**EXERCISE OBJECTIVE:**
For each line of the data below that holds "this", copy the line.

-------- SUPPLIED MATERIAL --------

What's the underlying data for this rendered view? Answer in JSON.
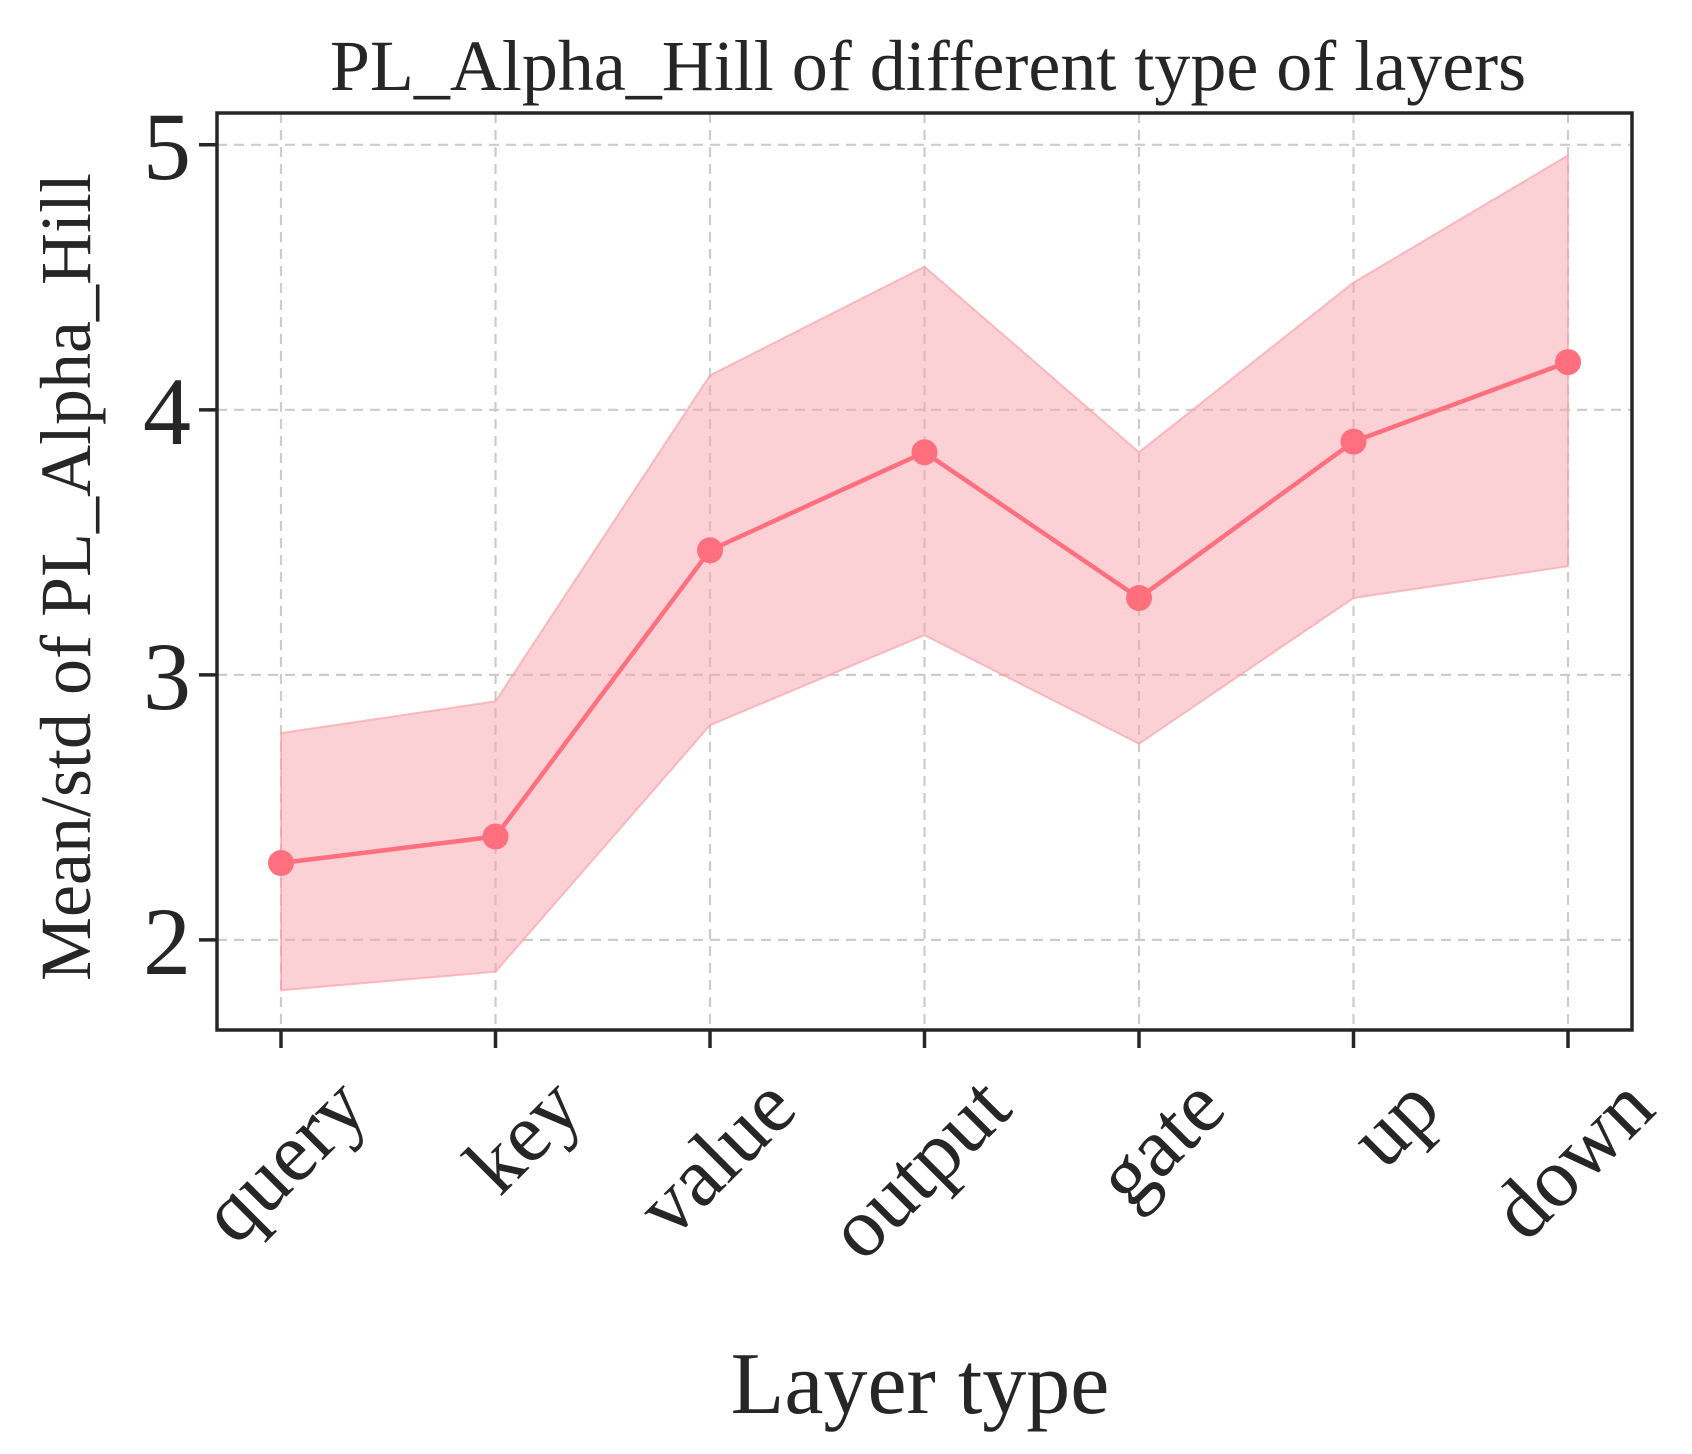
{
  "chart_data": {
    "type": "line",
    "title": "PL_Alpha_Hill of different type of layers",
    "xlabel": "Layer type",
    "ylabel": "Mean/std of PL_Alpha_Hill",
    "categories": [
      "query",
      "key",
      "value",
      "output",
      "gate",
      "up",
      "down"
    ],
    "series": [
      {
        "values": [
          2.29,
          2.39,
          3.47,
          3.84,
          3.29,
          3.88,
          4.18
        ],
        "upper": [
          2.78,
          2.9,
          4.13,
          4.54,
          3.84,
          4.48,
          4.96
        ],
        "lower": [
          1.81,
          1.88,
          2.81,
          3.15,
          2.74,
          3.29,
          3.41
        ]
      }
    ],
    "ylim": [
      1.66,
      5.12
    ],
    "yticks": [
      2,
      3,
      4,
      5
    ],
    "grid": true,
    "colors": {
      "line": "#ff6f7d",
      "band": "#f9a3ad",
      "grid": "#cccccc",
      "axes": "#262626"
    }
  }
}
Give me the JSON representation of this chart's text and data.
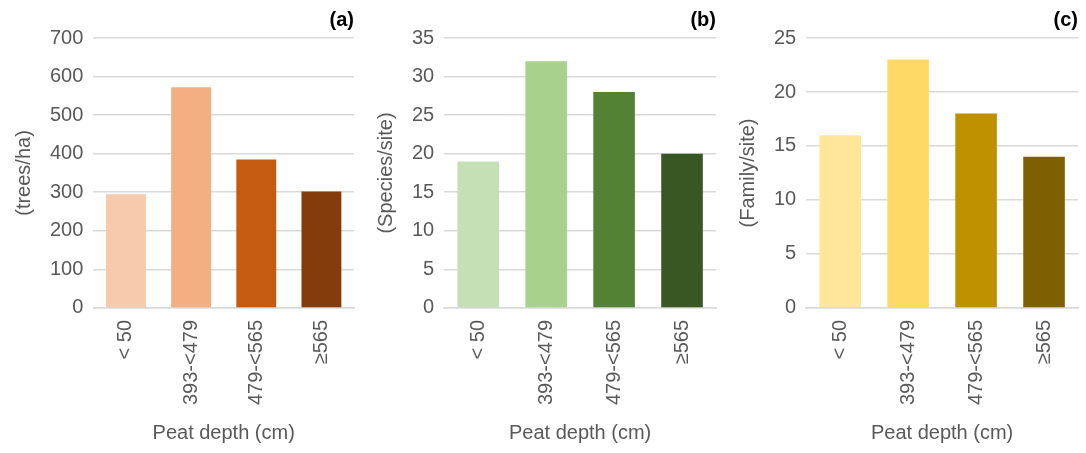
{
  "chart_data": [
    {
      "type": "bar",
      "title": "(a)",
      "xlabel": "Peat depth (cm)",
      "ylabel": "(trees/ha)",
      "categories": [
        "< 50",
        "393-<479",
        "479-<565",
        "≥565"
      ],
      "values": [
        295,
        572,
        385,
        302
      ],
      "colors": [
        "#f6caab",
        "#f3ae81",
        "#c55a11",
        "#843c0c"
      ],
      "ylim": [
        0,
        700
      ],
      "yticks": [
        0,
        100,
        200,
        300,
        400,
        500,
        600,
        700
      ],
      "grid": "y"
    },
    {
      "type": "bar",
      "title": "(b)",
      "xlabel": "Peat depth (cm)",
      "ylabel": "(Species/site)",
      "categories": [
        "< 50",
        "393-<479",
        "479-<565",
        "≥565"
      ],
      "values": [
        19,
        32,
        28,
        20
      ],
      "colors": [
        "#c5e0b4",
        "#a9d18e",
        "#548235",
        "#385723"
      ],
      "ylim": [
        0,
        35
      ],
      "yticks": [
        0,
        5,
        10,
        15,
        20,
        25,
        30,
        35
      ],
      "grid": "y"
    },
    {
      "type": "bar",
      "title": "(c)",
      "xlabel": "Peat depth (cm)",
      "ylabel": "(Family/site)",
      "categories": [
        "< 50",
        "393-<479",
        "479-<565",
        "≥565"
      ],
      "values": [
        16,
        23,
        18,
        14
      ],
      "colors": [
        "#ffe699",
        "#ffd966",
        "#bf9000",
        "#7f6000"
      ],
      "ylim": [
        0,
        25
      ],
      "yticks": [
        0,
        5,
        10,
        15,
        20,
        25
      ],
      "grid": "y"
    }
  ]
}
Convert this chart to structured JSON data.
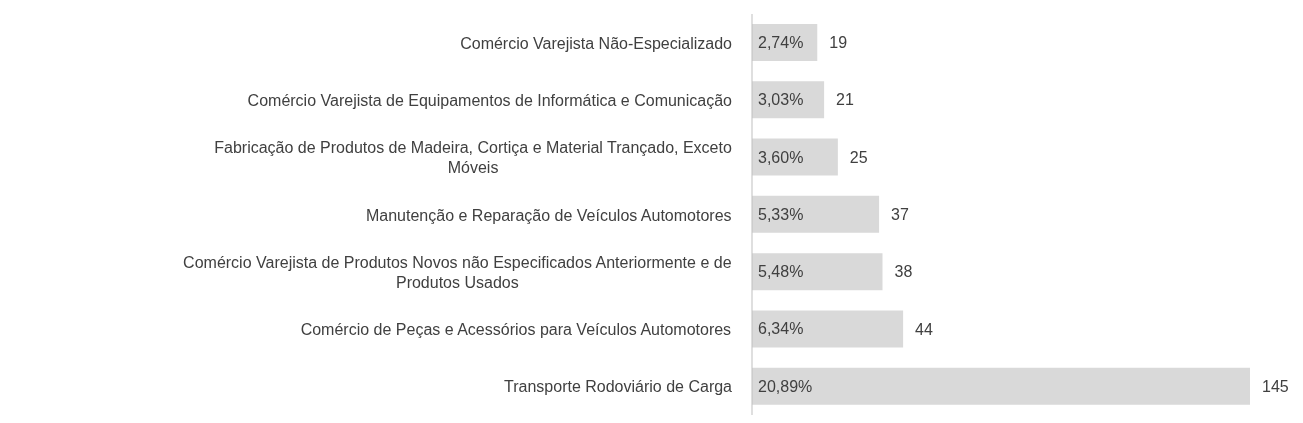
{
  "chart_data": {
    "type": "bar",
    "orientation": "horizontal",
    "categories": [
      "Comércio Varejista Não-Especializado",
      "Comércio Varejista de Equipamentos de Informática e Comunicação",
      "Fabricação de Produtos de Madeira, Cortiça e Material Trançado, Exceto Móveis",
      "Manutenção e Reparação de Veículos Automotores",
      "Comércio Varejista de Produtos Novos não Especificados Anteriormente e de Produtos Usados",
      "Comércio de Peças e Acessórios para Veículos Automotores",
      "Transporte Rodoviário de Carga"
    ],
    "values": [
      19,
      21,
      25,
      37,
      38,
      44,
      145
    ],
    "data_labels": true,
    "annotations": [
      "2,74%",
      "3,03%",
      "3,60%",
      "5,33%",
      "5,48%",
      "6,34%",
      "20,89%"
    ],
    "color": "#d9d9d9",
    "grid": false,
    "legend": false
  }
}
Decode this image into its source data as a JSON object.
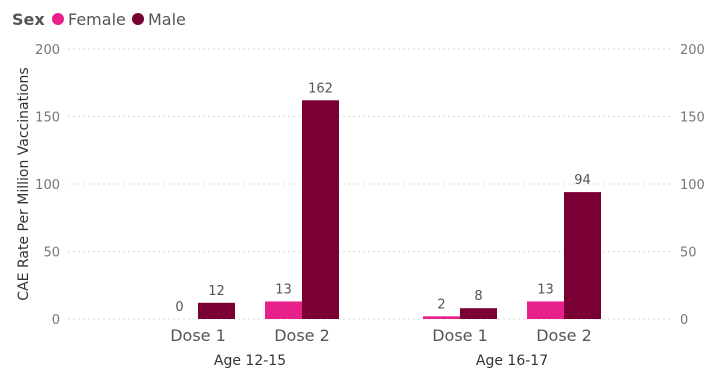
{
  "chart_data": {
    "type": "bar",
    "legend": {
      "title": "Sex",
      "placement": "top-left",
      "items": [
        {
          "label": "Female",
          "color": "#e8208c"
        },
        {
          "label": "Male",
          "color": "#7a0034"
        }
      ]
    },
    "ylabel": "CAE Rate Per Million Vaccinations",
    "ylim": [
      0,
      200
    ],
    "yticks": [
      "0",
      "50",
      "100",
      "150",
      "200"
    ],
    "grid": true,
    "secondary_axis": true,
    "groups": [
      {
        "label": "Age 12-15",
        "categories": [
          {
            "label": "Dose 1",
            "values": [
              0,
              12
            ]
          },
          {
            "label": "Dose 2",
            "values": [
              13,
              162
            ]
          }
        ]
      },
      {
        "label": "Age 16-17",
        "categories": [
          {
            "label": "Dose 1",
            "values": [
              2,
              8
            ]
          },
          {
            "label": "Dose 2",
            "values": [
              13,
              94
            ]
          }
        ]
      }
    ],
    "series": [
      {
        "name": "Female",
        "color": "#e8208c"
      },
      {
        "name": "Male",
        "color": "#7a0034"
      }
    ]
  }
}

--------

**SOLVED EXERCISE:**
What's the underlying data for this rendered view? Answer in JSON.
Give me the JSON representation of this chart's text and data.
Convert this chart to structured JSON data.
Decode this image into its source data as a JSON object.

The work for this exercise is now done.